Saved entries
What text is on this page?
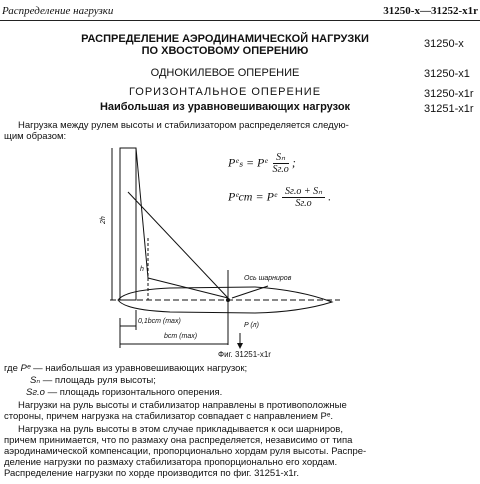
Распределение нагрузки	31250-x—31252-x1r
РАСПРЕДЕЛЕНИЕ АЭРОДИНАМИЧЕСКОЙ НАГРУЗКИ
ПО ХВОСТОВОМУ ОПЕРЕНИЮ
ОДНОКИЛЕВОЕ ОПЕРЕНИЕ
ГОРИЗОНТАЛЬНОЕ ОПЕРЕНИЕ
Наибольшая из уравновешивающих нагрузок
31250-x
31250-x1
31250-x1r
31251-x1r
Нагрузка между рулем высоты и стабилизатором распределяется следую-
щим образом:
Pᵉₛ = Pᵉ Sₙ
Sг.о
;
Pᵉст = Pᵉ Sг.о + Sₙ
Sг.о
.
2h
h
0,1bст (max)
bст (max)
Ось шарниров
P (л)
Фиг. 31251-x1r
где Pᵉ — наибольшая из уравновешивающих нагрузок;
Sₙ — площадь руля высоты;
Sг.о — площадь горизонтального оперения.
Нагрузки на руль высоты и стабилизатор направлены в противоположные
стороны, причем нагрузка на стабилизатор совпадает с направлением Pᵉ.
Нагрузка на руль высоты в этом случае прикладывается к оси шарниров,
причем принимается, что по размаху она распределяется, независимо от типа
аэродинамической компенсации, пропорционально хордам руля высоты. Распре-
деление нагрузки по размаху стабилизатора пропорционально его хордам.
Распределение нагрузки по хорде производится по фиг. 31251-x1r.
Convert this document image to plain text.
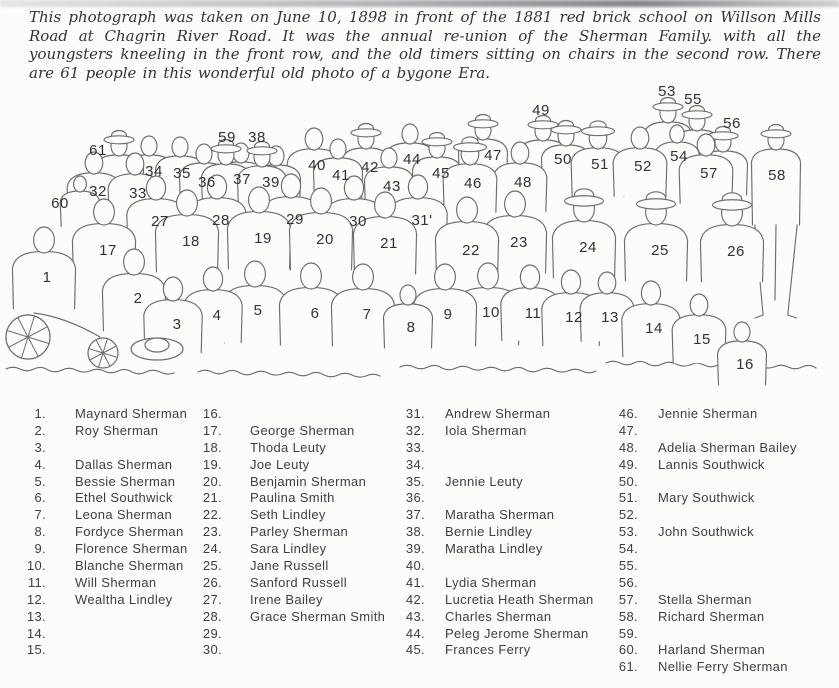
This photograph was taken on June 10, 1898 in front of the 1881 red brick school on Willson Mills Road at Chagrin River Road. It was the annual re-union of the Sherman Family. with all the youngsters kneeling in the front row, and the old timers sitting on chairs in the second row. There are 61 people in this wonderful old photo of a bygone Era.

1
2
3
4 5	6	7
8
9 10 11 12 13
14
15
16
17
18	19	20	21	22 23	24	25	26
27	28	29	30	31'
32 33
34 35
36 37
38
39
40
41 42
43
44
45
46
47
48
49
50 51 52
53
54
55
56
57	58
59
60
61
1. Maynard Sherman
2. Roy Sherman
3.
4. Dallas Sherman
5. Bessie Sherman
6. Ethel Southwick
7. Leona Sherman
8. Fordyce Sherman
9. Florence Sherman
10. Blanche Sherman
11. Will Sherman
12. Wealtha Lindley
13.
14.
15.
16.
17. George Sherman
18. Thoda Leuty
19. Joe Leuty
20. Benjamin Sherman
21. Paulina Smith
22. Seth Lindley
23. Parley Sherman
24. Sara Lindley
25. Jane Russell
26. Sanford Russell
27. Irene Bailey
28. Grace Sherman Smith
29.
30.
31. Andrew Sherman
32. Iola Sherman
33.
34.
35. Jennie Leuty
36.
37. Maratha Sherman
38. Bernie Lindley
39. Maratha Lindley
40.
41. Lydia Sherman
42. Lucretia Heath Sherman
43. Charles Sherman
44. Peleg Jerome Sherman
45. Frances Ferry
46. Jennie Sherman
47.
48. Adelia Sherman Bailey
49. Lannis Southwick
50.
51. Mary Southwick
52.
53. John Southwick
54.
55.
56.
57. Stella Sherman
58. Richard Sherman
59.
60. Harland Sherman
61. Nellie Ferry Sherman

= WHAT YOU ARE ASKED TO DO =
Only the number should be given: how many lines of the data contain the word "Lindley"?

= EXERCISE OUTPUT =
5